## Aim of the exercise
Copy the data that follows exactly. Include no pictures.

[Data entries]
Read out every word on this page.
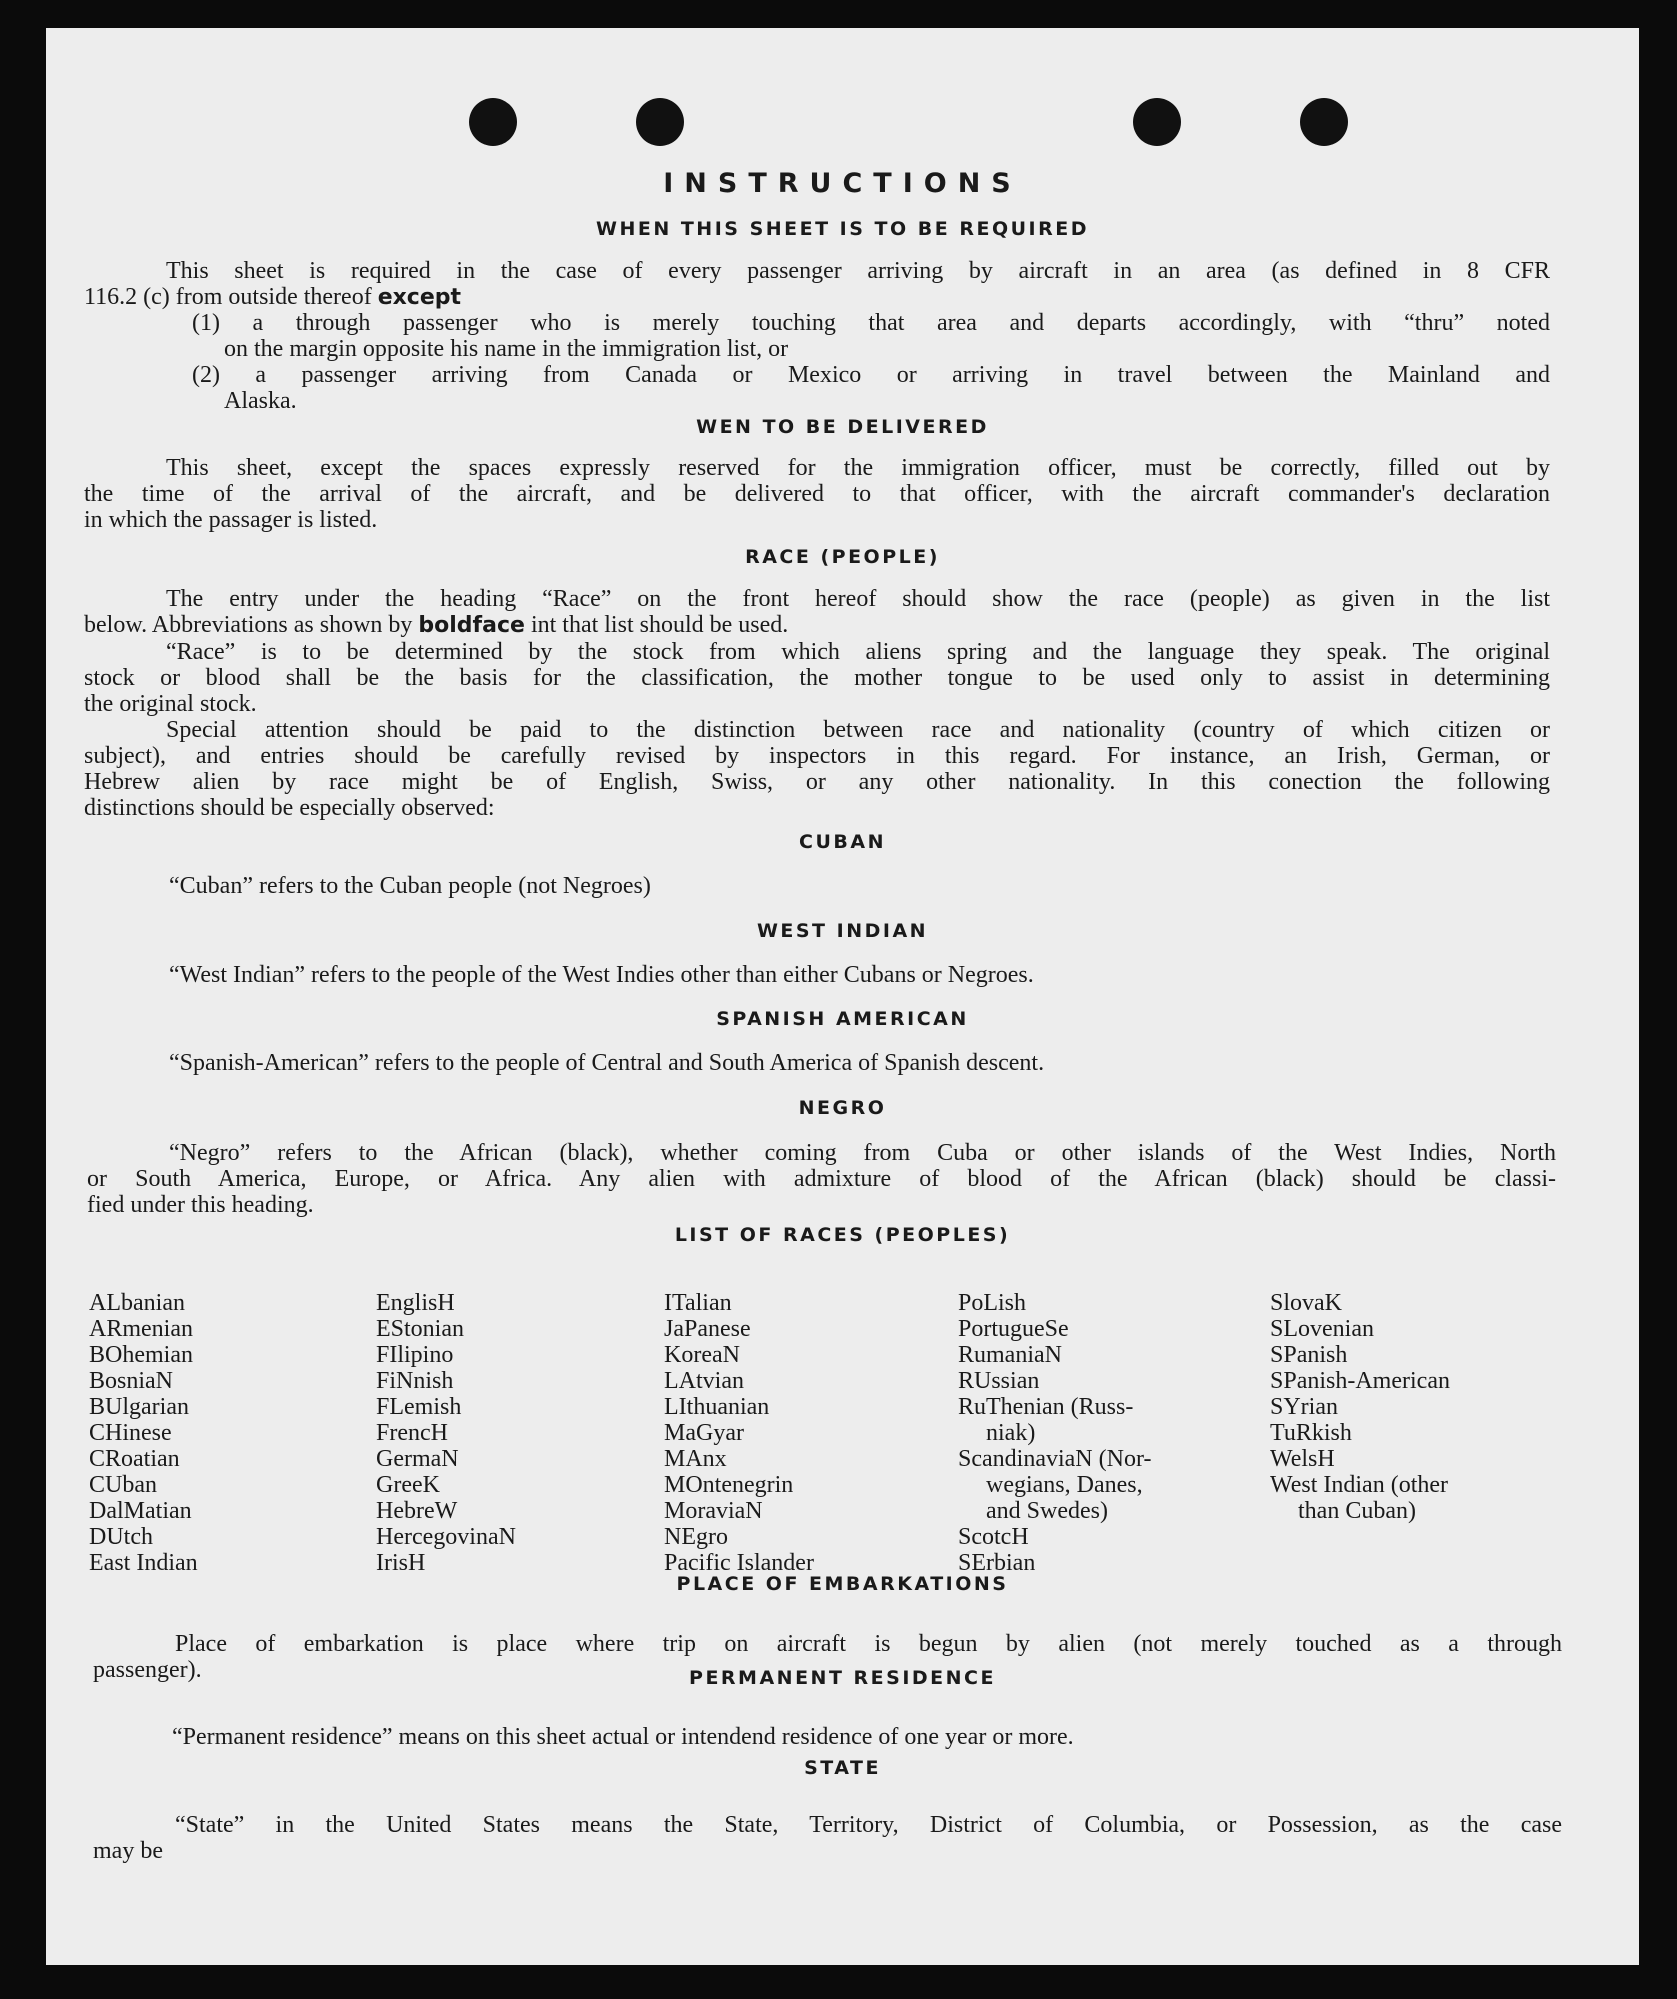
INSTRUCTIONS
WHEN THIS SHEET IS TO BE REQUIRED
This sheet is required in the case of every passenger arriving by aircraft in an area (as defined in 8 CFR
116.2 (c) from outside thereof except
(1) a through passenger who is merely touching that area and departs accordingly, with “thru” noted
on the margin opposite his name in the immigration list, or
(2) a passenger arriving from Canada or Mexico or arriving in travel between the Mainland and
Alaska.
WEN TO BE DELIVERED
This sheet, except the spaces expressly reserved for the immigration officer, must be correctly, filled out by
the time of the arrival of the aircraft, and be delivered to that officer, with the aircraft commander's declaration
in which the passager is listed.
RACE (PEOPLE)
The entry under the heading “Race” on the front hereof should show the race (people) as given in the list
below. Abbreviations as shown by boldface int that list should be used.
“Race” is to be determined by the stock from which aliens spring and the language they speak. The original
stock or blood shall be the basis for the classification, the mother tongue to be used only to assist in determining
the original stock.
Special attention should be paid to the distinction between race and nationality (country of which citizen or
subject), and entries should be carefully revised by inspectors in this regard. For instance, an Irish, German, or
Hebrew alien by race might be of English, Swiss, or any other nationality. In this conection the following
distinctions should be especially observed:
CUBAN
“Cuban” refers to the Cuban people (not Negroes)
WEST INDIAN
“West Indian” refers to the people of the West Indies other than either Cubans or Negroes.
SPANISH AMERICAN
“Spanish-American” refers to the people of Central and South America of Spanish descent.
NEGRO
“Negro” refers to the African (black), whether coming from Cuba or other islands of the West Indies, North
or South America, Europe, or Africa. Any alien with admixture of blood of the African (black) should be classi-
fied under this heading.
LIST OF RACES (PEOPLES)
ALbanian
ARmenian
BOhemian
BosniaN
BUlgarian
CHinese
CRoatian
CUban
DalMatian
DUtch
East Indian
EnglisH
EStonian
FIlipino
FiNnish
FLemish
FrencH
GermaN
GreeK
HebreW
HercegovinaN
IrisH
ITalian
JaPanese
KoreaN
LAtvian
LIthuanian
MaGyar
MAnx
MOntenegrin
MoraviaN
NEgro
Pacific Islander
PoLish
PortugueSe
RumaniaN
RUssian
RuThenian (Russ-
niak)
ScandinaviaN (Nor-
wegians, Danes,
and Swedes)
ScotcH
SErbian
SlovaK
SLovenian
SPanish
SPanish-American
SYrian
TuRkish
WelsH
West Indian (other
than Cuban)
PLACE OF EMBARKATIONS
Place of embarkation is place where trip on aircraft is begun by alien (not merely touched as a through
passenger).	PERMANENT RESIDENCE
“Permanent residence” means on this sheet actual or intendend residence of one year or more.
STATE
“State” in the United States means the State, Territory, District of Columbia, or Possession, as the case
may be
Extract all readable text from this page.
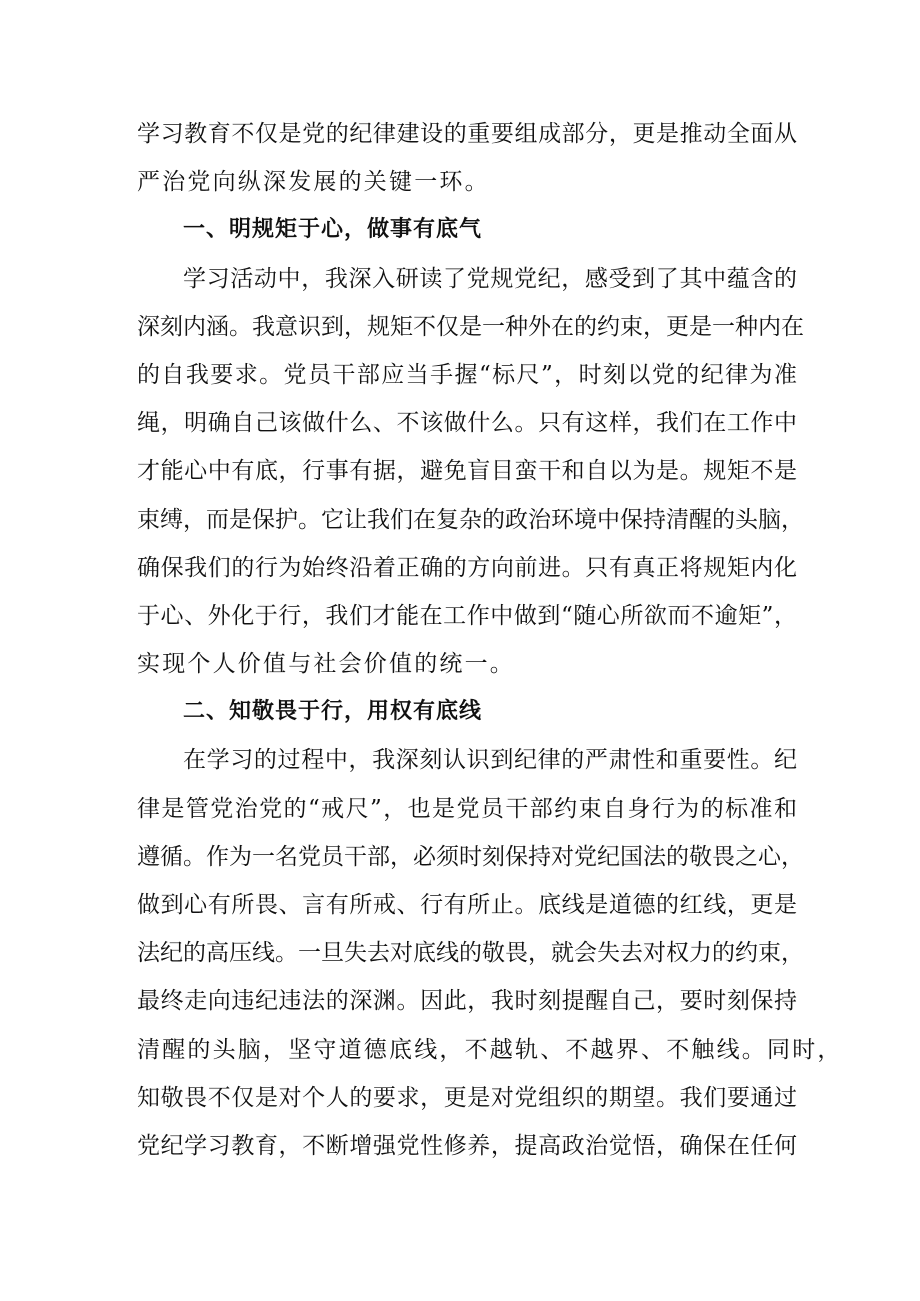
学习教育不仅是党的纪律建设的重要组成部分，更是推动全面从
严治党向纵深发展的关键一环。
一、明规矩于心，做事有底气
学习活动中，我深入研读了党规党纪，感受到了其中蕴含的
深刻内涵。我意识到，规矩不仅是一种外在的约束，更是一种内在
的自我要求。党员干部应当手握“标尺”，时刻以党的纪律为准
绳，明确自己该做什么、不该做什么。只有这样，我们在工作中
才能心中有底，行事有据，避免盲目蛮干和自以为是。规矩不是
束缚，而是保护。它让我们在复杂的政治环境中保持清醒的头脑，
确保我们的行为始终沿着正确的方向前进。只有真正将规矩内化
于心、外化于行，我们才能在工作中做到“随心所欲而不逾矩”，
实现个人价值与社会价值的统一。
二、知敬畏于行，用权有底线
在学习的过程中，我深刻认识到纪律的严肃性和重要性。纪
律是管党治党的“戒尺”，也是党员干部约束自身行为的标准和
遵循。作为一名党员干部，必须时刻保持对党纪国法的敬畏之心，
做到心有所畏、言有所戒、行有所止。底线是道德的红线，更是
法纪的高压线。一旦失去对底线的敬畏，就会失去对权力的约束，
最终走向违纪违法的深渊。因此，我时刻提醒自己，要时刻保持
清醒的头脑，坚守道德底线，不越轨、不越界、不触线。同时，
知敬畏不仅是对个人的要求，更是对党组织的期望。我们要通过
党纪学习教育，不断增强党性修养，提高政治觉悟，确保在任何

## Answer to the task
Read out every word on this page.
INSTRUCTIONS
WHEN THIS SHEET IS TO BE REQUIRED
This sheet is required in the case of every passenger arriving by aircraft in an area (as defined in 8 CFR
116.2 (c) from outside thereof except
(1) a through passenger who is merely touching that area and departs accordingly, with “thru” noted
on the margin opposite his name in the immigration list, or
(2) a passenger arriving from Canada or Mexico or arriving in travel between the Mainland and
Alaska.
WEN TO BE DELIVERED
This sheet, except the spaces expressly reserved for the immigration officer, must be correctly, filled out by
the time of the arrival of the aircraft, and be delivered to that officer, with the aircraft commander's declaration
in which the passager is listed.
RACE (PEOPLE)
The entry under the heading “Race” on the front hereof should show the race (people) as given in the list
below. Abbreviations as shown by boldface int that list should be used.
“Race” is to be determined by the stock from which aliens spring and the language they speak. The original
stock or blood shall be the basis for the classification, the mother tongue to be used only to assist in determining
the original stock.
Special attention should be paid to the distinction between race and nationality (country of which citizen or
subject), and entries should be carefully revised by inspectors in this regard. For instance, an Irish, German, or
Hebrew alien by race might be of English, Swiss, or any other nationality. In this conection the following
distinctions should be especially observed:
CUBAN
“Cuban” refers to the Cuban people (not Negroes)
WEST INDIAN
“West Indian” refers to the people of the West Indies other than either Cubans or Negroes.
SPANISH AMERICAN
“Spanish-American” refers to the people of Central and South America of Spanish descent.
NEGRO
“Negro” refers to the African (black), whether coming from Cuba or other islands of the West Indies, North
or South America, Europe, or Africa. Any alien with admixture of blood of the African (black) should be classi-
fied under this heading.
LIST OF RACES (PEOPLES)
ALbanian
ARmenian
BOhemian
BosniaN
BUlgarian
CHinese
CRoatian
CUban
DalMatian
DUtch
East Indian
EnglisH
EStonian
FIlipino
FiNnish
FLemish
FrencH
GermaN
GreeK
HebreW
HercegovinaN
IrisH
ITalian
JaPanese
KoreaN
LAtvian
LIthuanian
MaGyar
MAnx
MOntenegrin
MoraviaN
NEgro
Pacific Islander
PoLish
PortugueSe
RumaniaN
RUssian
RuThenian (Russ-
niak)
ScandinaviaN (Nor-
wegians, Danes,
and Swedes)
ScotcH
SErbian
SlovaK
SLovenian
SPanish
SPanish-American
SYrian
TuRkish
WelsH
West Indian (other
than Cuban)
PLACE OF EMBARKATIONS
Place of embarkation is place where trip on aircraft is begun by alien (not merely touched as a through
passenger).	PERMANENT RESIDENCE
“Permanent residence” means on this sheet actual or intendend residence of one year or more.
STATE
“State” in the United States means the State, Territory, District of Columbia, or Possession, as the case
may be
Extract all readable text from this page.
学习教育不仅是党的纪律建设的重要组成部分，更是推动全面从
严治党向纵深发展的关键一环。
一、明规矩于心，做事有底气
学习活动中，我深入研读了党规党纪，感受到了其中蕴含的
深刻内涵。我意识到，规矩不仅是一种外在的约束，更是一种内在
的自我要求。党员干部应当手握“标尺”，时刻以党的纪律为准
绳，明确自己该做什么、不该做什么。只有这样，我们在工作中
才能心中有底，行事有据，避免盲目蛮干和自以为是。规矩不是
束缚，而是保护。它让我们在复杂的政治环境中保持清醒的头脑，
确保我们的行为始终沿着正确的方向前进。只有真正将规矩内化
于心、外化于行，我们才能在工作中做到“随心所欲而不逾矩”，
实现个人价值与社会价值的统一。
二、知敬畏于行，用权有底线
在学习的过程中，我深刻认识到纪律的严肃性和重要性。纪
律是管党治党的“戒尺”，也是党员干部约束自身行为的标准和
遵循。作为一名党员干部，必须时刻保持对党纪国法的敬畏之心，
做到心有所畏、言有所戒、行有所止。底线是道德的红线，更是
法纪的高压线。一旦失去对底线的敬畏，就会失去对权力的约束，
最终走向违纪违法的深渊。因此，我时刻提醒自己，要时刻保持
清醒的头脑，坚守道德底线，不越轨、不越界、不触线。同时，
知敬畏不仅是对个人的要求，更是对党组织的期望。我们要通过
党纪学习教育，不断增强党性修养，提高政治觉悟，确保在任何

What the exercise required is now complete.